### The problem:
What is the number of lines containing the string "JSON"? Answer with the number only.

-*-*-

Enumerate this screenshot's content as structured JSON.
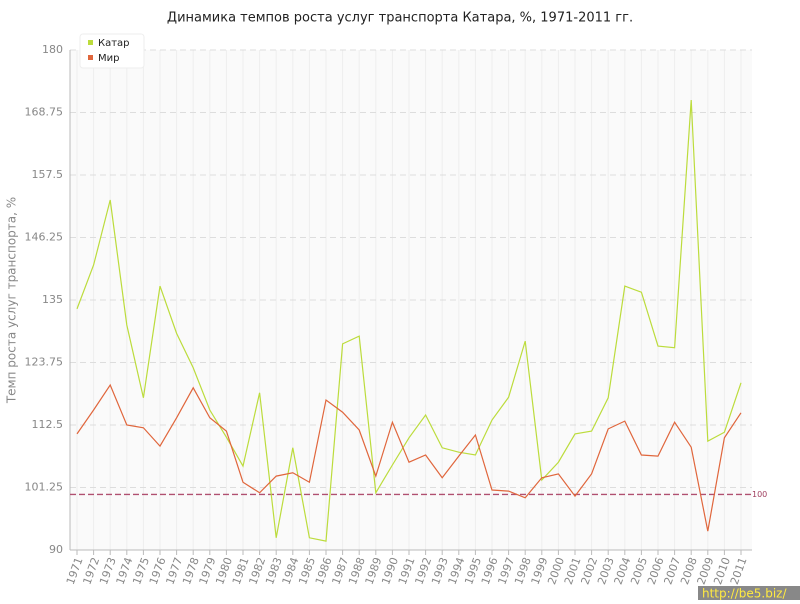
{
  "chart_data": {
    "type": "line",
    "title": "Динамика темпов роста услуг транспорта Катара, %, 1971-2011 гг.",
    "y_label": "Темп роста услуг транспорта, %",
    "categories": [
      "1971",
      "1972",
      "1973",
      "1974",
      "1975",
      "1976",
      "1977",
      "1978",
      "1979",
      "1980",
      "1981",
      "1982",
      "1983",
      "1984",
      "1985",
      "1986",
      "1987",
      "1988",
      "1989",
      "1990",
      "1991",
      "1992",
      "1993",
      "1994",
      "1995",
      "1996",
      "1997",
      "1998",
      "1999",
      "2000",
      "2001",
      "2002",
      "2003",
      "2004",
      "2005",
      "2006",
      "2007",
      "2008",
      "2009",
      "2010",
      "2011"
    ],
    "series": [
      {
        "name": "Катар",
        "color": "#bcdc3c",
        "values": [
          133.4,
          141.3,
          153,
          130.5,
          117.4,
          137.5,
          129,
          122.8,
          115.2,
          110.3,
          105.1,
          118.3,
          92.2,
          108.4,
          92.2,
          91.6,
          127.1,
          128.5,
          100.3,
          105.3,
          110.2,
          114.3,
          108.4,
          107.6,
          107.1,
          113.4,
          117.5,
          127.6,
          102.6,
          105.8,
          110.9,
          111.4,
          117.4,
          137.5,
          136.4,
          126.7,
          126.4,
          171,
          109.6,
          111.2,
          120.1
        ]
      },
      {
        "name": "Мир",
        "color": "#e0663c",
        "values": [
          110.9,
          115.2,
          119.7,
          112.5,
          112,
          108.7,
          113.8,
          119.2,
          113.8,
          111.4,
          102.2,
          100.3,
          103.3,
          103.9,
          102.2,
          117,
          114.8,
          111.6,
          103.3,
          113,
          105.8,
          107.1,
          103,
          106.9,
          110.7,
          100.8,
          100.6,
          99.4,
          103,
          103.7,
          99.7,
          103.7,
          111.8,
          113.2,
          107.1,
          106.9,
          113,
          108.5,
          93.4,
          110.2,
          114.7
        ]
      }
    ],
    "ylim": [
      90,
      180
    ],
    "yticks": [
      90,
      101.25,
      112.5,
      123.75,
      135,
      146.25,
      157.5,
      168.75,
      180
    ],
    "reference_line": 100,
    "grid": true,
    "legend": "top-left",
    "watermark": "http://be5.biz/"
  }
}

-*-*-

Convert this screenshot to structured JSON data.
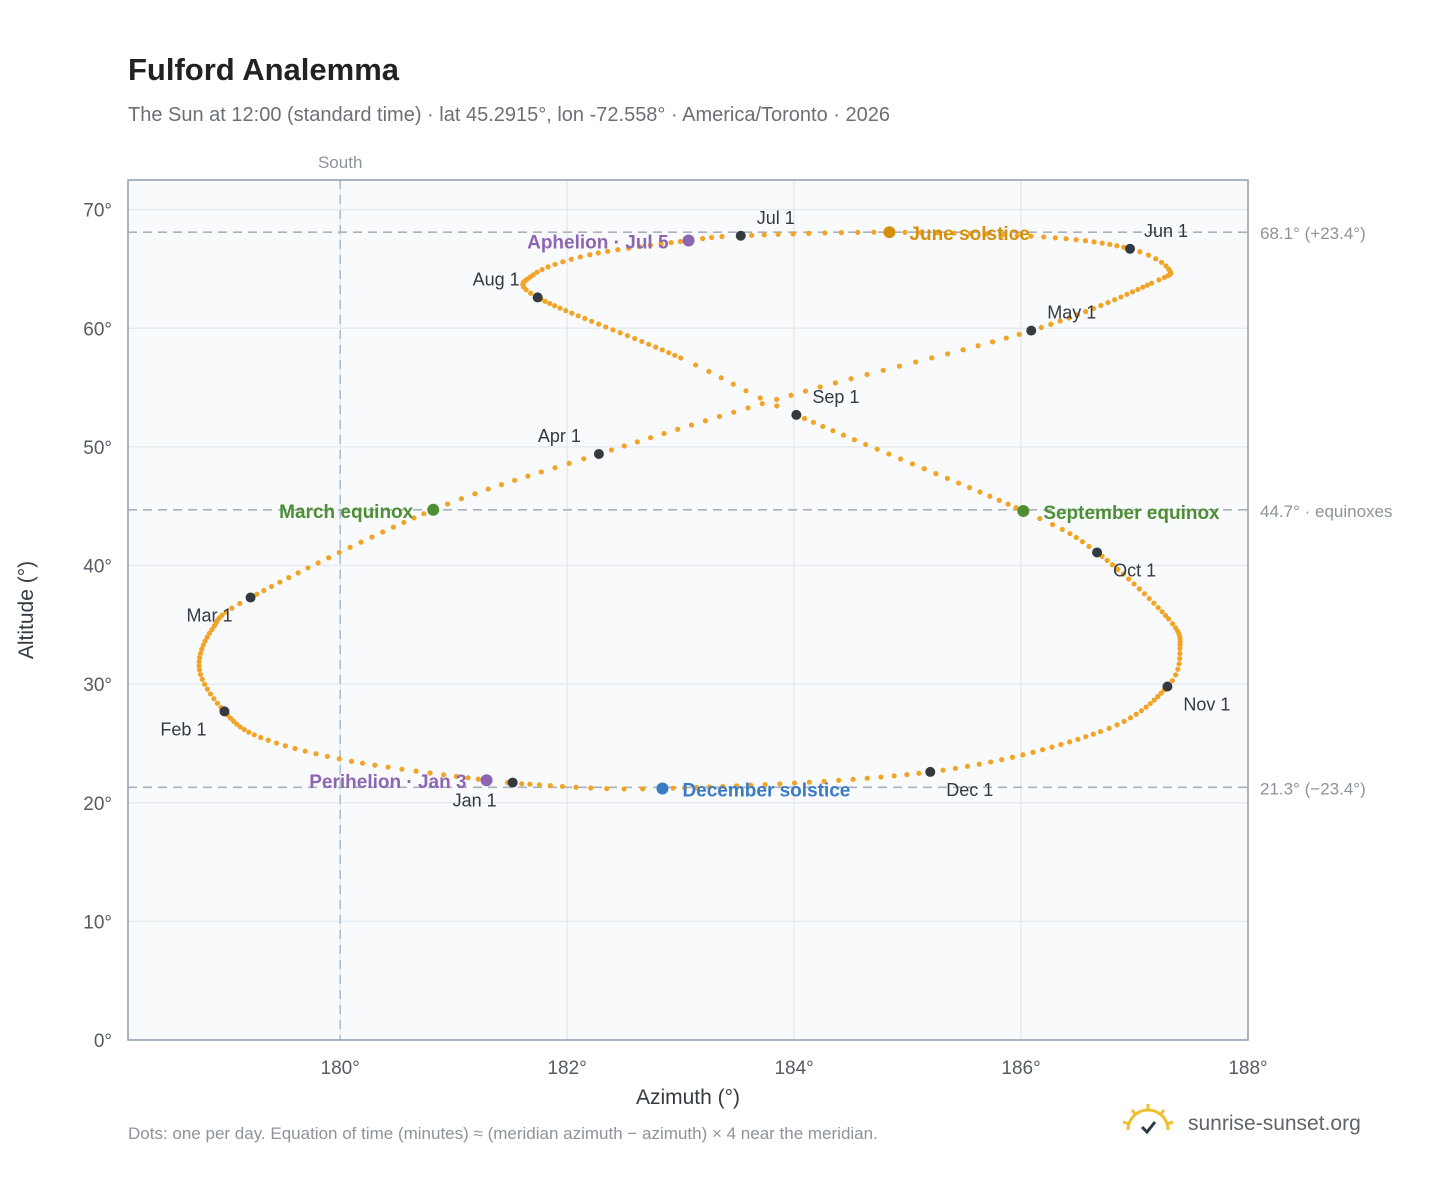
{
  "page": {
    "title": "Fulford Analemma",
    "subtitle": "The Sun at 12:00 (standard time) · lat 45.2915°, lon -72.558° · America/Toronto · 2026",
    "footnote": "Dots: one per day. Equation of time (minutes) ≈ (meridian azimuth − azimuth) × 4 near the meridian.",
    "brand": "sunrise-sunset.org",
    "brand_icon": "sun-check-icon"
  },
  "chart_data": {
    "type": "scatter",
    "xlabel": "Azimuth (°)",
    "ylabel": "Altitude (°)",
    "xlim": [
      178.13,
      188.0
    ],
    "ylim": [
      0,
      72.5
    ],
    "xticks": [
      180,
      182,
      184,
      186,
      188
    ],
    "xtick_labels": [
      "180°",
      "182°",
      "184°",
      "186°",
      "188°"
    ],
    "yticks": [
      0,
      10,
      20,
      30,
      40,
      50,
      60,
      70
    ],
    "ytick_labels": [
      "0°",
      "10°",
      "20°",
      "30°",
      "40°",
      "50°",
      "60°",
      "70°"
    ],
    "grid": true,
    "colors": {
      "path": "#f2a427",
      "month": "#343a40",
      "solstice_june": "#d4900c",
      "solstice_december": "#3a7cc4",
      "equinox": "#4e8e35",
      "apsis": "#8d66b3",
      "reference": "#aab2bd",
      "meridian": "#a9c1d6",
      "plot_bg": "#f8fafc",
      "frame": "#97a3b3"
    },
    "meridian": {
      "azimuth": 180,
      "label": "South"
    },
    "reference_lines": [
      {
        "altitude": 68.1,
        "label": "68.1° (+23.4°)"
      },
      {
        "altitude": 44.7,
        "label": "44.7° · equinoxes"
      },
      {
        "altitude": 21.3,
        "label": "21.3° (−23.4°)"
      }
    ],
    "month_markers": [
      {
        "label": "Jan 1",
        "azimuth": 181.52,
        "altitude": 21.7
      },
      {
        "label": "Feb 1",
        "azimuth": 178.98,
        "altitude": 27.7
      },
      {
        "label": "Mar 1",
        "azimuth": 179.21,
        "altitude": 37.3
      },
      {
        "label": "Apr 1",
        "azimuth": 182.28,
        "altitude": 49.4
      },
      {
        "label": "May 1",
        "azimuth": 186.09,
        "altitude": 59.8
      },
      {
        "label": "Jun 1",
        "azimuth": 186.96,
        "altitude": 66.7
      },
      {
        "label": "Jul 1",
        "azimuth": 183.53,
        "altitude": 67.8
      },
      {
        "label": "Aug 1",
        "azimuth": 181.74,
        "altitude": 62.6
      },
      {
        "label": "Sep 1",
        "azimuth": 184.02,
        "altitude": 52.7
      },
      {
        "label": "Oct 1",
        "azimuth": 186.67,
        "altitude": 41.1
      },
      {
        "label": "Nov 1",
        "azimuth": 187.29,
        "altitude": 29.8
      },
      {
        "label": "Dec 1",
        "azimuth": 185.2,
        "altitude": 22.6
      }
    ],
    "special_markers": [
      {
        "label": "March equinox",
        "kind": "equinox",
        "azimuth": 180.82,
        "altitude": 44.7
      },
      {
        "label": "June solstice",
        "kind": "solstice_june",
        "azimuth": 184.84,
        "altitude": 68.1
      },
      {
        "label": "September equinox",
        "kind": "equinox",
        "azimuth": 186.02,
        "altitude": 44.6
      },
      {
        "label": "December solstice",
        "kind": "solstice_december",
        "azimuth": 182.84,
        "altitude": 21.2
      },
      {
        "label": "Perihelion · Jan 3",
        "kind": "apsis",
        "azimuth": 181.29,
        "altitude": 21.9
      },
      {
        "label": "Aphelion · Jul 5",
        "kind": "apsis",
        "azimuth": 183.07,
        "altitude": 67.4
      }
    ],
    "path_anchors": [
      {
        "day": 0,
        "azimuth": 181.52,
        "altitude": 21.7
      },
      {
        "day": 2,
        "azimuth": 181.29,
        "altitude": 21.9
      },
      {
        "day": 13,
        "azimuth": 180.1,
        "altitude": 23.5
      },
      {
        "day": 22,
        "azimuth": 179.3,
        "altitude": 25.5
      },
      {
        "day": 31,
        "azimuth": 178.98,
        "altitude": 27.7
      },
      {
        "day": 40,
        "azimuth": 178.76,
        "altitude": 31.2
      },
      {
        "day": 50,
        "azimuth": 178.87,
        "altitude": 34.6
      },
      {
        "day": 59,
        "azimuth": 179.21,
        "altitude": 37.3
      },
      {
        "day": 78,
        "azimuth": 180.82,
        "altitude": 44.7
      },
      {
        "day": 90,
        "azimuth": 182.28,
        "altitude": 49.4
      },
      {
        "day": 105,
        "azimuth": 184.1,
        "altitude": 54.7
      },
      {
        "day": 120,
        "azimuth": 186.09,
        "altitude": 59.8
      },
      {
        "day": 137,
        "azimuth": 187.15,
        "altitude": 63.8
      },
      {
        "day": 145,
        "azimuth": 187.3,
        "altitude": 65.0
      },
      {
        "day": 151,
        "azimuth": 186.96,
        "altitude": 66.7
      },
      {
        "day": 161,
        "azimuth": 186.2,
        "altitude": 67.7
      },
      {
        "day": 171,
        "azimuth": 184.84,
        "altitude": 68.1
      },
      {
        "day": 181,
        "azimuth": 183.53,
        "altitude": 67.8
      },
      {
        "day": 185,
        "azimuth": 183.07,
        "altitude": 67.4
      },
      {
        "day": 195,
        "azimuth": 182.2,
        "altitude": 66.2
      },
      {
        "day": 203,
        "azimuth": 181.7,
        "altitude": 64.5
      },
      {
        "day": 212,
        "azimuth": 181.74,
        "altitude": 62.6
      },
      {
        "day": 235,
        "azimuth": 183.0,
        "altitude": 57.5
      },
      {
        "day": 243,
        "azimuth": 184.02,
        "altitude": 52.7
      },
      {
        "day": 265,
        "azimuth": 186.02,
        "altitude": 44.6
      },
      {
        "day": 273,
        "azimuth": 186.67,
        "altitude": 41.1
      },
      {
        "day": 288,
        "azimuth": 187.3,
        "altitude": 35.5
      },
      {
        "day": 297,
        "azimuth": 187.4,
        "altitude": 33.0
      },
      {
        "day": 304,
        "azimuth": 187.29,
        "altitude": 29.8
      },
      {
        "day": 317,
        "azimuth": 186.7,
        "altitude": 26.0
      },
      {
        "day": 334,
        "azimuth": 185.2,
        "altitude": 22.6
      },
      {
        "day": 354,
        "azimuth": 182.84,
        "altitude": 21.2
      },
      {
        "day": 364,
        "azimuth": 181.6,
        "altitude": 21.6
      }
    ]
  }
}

-*-*-

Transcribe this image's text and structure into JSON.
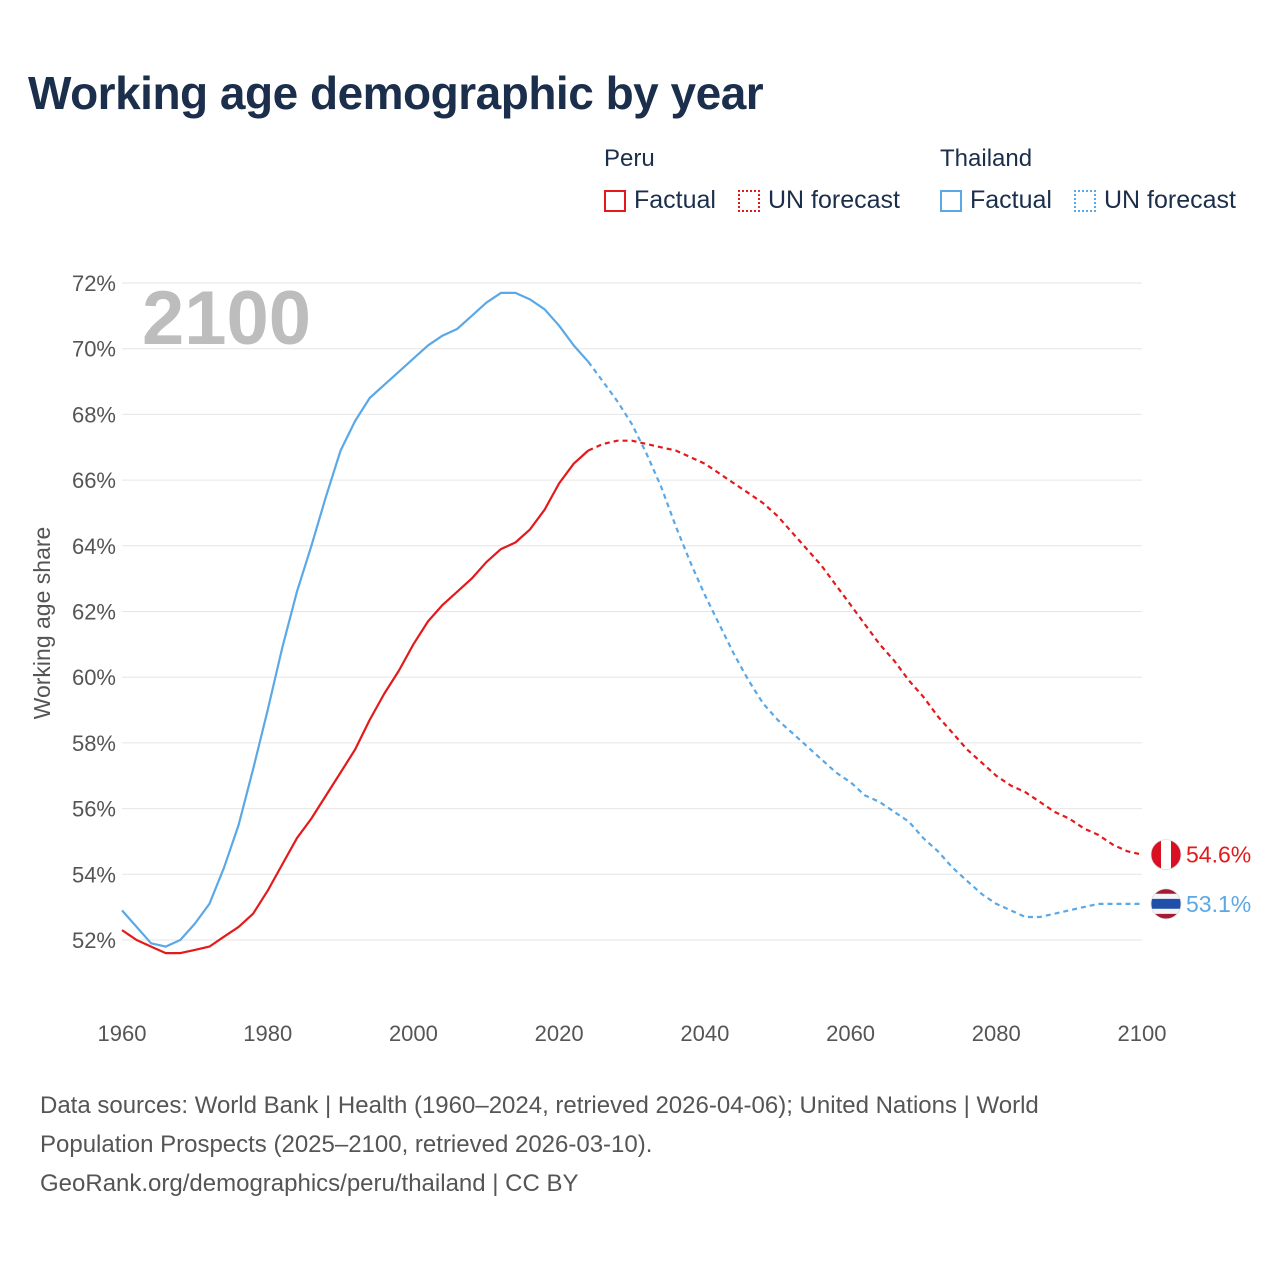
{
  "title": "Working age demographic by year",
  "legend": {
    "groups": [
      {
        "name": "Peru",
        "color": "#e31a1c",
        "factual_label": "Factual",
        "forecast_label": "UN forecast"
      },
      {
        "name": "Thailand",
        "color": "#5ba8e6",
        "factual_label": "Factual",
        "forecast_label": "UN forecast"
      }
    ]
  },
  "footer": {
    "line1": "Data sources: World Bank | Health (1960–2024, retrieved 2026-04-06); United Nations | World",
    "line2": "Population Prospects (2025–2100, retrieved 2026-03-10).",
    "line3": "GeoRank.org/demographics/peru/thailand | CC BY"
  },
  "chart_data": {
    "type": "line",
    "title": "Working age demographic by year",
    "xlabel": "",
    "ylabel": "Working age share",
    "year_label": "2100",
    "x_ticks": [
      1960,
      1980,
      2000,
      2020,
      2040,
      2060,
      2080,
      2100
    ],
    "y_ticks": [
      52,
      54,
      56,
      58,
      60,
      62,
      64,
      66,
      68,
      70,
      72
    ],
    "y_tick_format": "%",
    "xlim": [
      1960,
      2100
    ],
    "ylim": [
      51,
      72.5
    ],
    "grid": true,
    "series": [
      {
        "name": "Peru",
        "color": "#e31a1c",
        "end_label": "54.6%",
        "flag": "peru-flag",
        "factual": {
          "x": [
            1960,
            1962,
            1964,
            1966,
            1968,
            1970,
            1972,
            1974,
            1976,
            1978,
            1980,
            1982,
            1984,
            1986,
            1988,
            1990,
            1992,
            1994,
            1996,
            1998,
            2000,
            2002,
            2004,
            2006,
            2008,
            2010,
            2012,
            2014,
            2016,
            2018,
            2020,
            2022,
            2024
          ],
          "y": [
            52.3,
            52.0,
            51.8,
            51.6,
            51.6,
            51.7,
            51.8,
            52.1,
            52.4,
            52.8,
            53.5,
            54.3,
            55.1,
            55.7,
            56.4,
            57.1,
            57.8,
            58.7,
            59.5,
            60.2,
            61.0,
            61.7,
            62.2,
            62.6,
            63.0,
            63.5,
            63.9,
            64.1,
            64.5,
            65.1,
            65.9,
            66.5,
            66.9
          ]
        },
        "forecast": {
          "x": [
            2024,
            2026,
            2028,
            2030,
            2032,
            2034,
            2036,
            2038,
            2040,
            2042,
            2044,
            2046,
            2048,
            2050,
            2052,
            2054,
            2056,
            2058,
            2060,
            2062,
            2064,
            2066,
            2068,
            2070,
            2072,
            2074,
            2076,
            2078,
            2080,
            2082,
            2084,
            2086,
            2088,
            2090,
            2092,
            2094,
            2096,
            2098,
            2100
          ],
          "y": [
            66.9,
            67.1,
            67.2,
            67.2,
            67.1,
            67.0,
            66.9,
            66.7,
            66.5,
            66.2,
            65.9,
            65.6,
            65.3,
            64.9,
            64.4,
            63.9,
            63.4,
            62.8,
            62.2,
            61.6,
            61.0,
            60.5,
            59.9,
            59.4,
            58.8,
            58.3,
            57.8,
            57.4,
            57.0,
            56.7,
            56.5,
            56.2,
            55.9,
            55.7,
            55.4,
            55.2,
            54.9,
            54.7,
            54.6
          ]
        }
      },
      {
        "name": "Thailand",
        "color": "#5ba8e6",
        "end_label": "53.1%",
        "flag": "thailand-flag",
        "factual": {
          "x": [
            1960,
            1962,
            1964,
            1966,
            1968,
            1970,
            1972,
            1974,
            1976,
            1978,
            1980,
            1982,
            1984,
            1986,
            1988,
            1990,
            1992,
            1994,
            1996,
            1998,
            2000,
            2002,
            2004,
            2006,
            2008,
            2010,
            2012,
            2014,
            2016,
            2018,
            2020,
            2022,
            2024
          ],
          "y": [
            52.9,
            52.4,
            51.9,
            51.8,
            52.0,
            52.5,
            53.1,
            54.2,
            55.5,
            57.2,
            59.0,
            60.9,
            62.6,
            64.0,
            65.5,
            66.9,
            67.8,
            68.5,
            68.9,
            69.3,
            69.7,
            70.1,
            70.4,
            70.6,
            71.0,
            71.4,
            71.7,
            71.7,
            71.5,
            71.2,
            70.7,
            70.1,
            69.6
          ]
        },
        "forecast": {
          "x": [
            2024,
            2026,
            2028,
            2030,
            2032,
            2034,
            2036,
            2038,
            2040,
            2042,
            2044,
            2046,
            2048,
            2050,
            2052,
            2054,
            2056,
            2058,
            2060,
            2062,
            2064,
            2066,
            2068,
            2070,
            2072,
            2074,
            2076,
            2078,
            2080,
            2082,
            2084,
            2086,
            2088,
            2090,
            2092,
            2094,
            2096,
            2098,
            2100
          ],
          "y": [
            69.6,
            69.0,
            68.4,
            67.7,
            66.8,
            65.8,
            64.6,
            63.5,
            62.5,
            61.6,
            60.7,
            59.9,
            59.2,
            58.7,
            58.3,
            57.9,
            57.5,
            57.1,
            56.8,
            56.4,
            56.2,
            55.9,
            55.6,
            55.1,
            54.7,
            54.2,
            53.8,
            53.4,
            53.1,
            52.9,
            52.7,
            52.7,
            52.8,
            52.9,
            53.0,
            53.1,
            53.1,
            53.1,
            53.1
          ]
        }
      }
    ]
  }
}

-*-*-

### Correct answer:
3